----- Supplied information

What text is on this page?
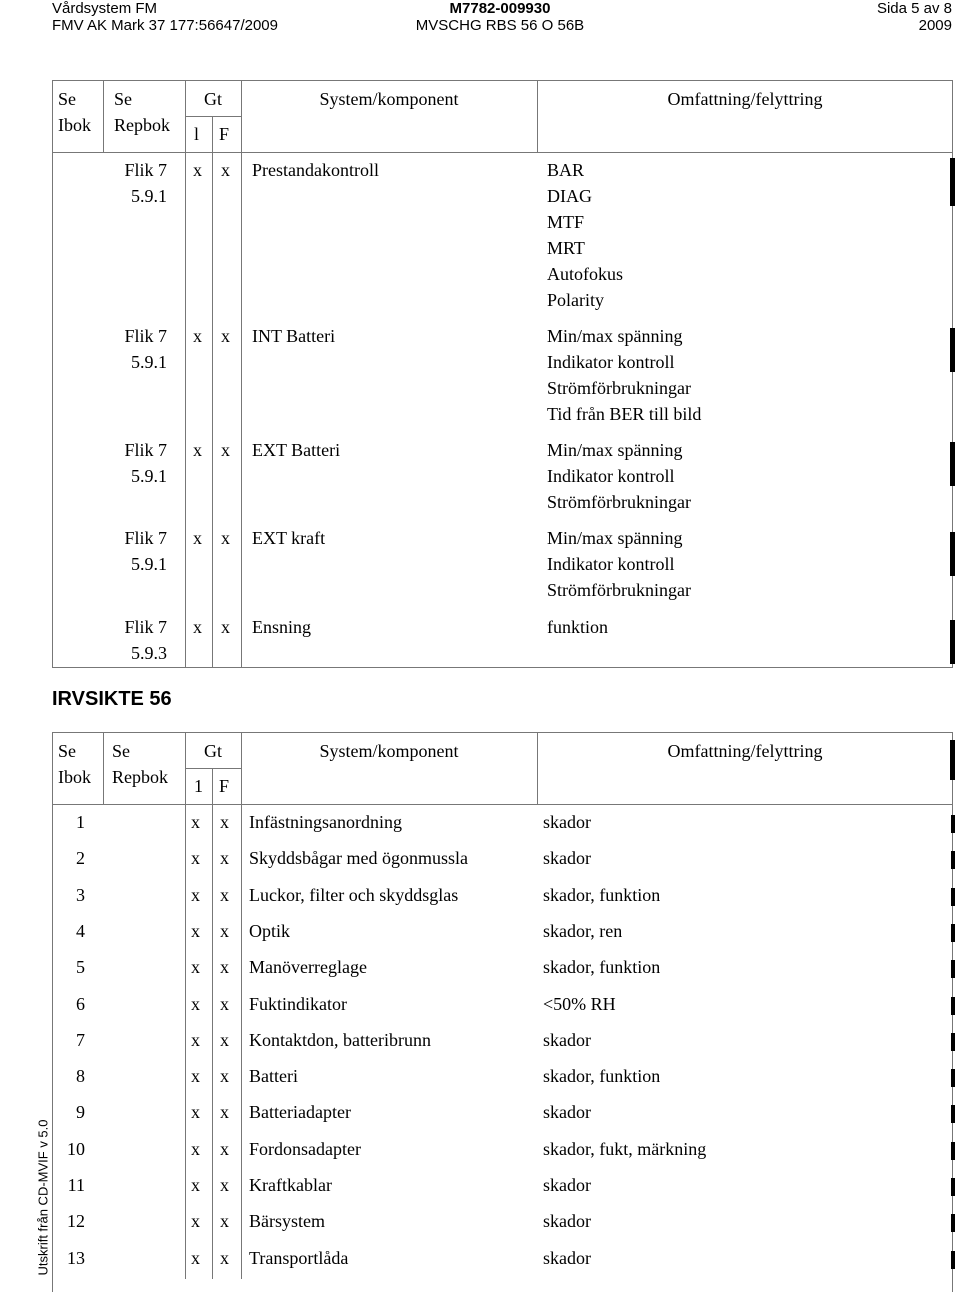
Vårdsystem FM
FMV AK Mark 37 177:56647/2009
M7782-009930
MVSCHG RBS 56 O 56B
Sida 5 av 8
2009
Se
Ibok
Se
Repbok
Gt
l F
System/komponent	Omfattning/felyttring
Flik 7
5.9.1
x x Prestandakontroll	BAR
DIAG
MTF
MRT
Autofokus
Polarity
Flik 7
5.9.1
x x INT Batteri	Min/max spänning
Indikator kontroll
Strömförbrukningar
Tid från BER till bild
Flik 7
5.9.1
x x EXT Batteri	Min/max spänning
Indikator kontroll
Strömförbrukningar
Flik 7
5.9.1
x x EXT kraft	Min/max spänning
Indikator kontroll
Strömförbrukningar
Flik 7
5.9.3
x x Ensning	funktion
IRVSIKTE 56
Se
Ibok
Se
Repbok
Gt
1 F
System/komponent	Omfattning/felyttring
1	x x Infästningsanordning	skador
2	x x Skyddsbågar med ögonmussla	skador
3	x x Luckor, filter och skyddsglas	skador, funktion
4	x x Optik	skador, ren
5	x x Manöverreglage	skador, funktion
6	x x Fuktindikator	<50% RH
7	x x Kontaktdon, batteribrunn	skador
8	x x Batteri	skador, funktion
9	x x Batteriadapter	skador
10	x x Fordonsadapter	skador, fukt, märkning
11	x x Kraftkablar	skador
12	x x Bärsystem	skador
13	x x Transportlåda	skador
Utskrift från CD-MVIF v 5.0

----------
----- Supplied information

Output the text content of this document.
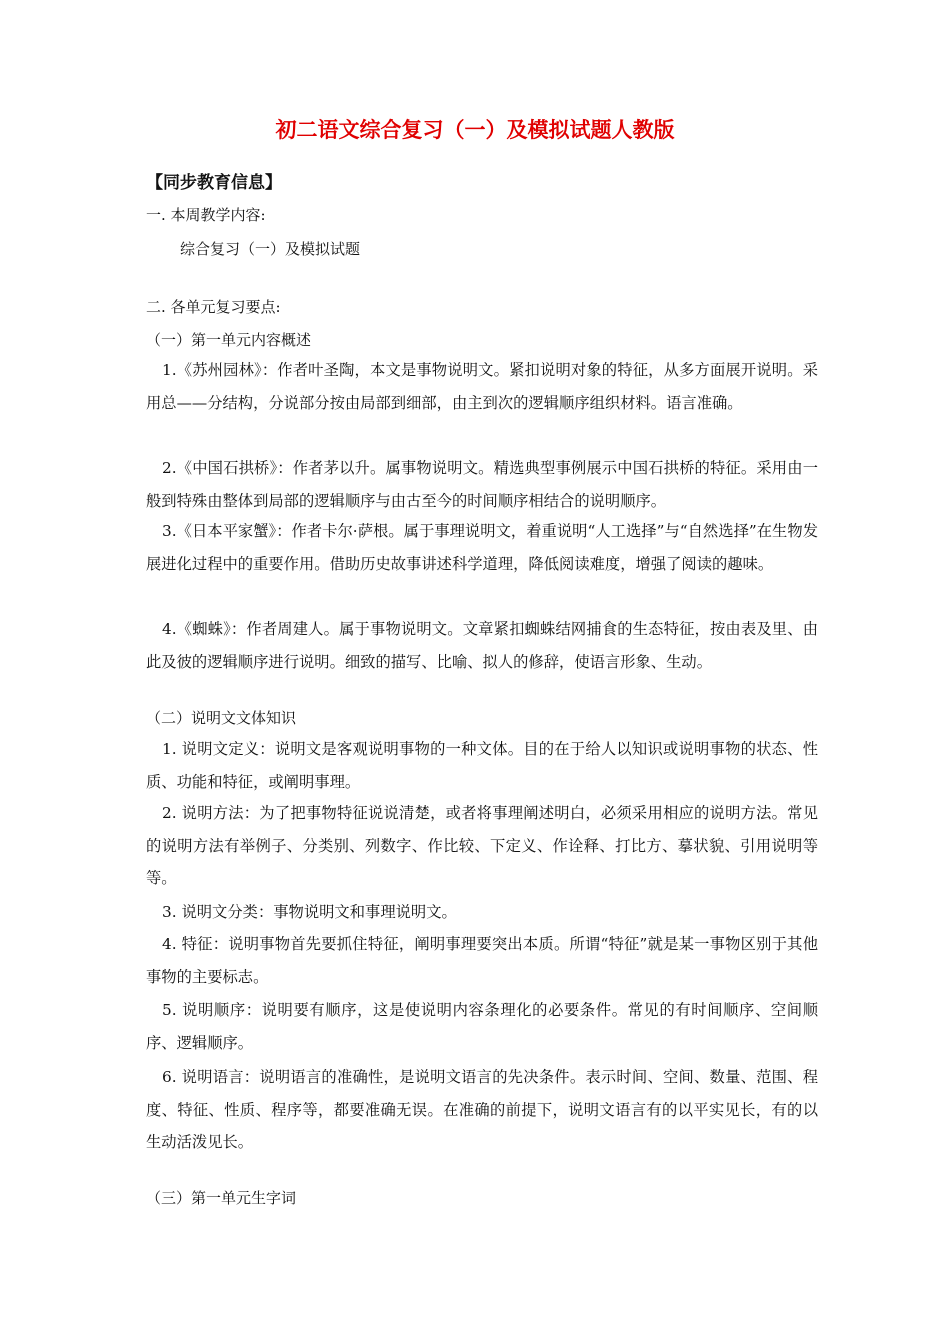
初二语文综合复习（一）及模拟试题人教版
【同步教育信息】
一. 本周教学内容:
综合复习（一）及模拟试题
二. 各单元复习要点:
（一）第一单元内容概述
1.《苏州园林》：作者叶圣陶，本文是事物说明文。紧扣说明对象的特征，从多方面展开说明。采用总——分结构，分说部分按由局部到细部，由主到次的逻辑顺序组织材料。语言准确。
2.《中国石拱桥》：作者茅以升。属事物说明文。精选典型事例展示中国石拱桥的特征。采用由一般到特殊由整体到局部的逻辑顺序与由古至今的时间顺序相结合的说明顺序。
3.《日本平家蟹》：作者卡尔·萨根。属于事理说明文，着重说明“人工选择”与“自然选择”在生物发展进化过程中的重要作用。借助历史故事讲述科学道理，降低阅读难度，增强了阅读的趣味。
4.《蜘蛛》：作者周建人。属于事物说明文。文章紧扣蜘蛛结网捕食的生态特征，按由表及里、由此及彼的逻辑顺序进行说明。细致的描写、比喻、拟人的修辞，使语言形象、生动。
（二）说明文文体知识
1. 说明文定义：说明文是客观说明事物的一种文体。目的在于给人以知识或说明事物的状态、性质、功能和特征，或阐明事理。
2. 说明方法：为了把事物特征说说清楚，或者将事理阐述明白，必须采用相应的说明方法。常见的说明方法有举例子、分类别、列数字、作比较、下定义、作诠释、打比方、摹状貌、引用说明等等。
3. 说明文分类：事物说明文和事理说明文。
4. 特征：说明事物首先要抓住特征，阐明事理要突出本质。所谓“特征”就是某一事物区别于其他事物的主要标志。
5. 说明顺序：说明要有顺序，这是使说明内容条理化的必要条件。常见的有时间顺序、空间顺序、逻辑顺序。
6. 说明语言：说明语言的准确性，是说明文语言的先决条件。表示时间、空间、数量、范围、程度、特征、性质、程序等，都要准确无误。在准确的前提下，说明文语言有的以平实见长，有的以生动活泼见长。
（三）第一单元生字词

----------
----- Supplied information

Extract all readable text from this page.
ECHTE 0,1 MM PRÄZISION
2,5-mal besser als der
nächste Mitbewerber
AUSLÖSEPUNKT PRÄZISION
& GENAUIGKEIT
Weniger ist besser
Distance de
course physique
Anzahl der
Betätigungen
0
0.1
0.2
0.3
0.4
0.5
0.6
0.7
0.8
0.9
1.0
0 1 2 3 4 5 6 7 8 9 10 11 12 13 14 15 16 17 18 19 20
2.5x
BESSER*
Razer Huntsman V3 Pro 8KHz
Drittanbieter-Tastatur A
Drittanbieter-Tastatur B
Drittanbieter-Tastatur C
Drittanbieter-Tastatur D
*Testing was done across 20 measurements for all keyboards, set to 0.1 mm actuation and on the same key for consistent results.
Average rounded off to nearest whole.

----------

*Exercise:* Extract every line of the records above that contains the word "spänning".

*Task output:*
x x INT Batteri	Min/max spänning
x x EXT Batteri	Min/max spänning
x x EXT kraft	Min/max spänning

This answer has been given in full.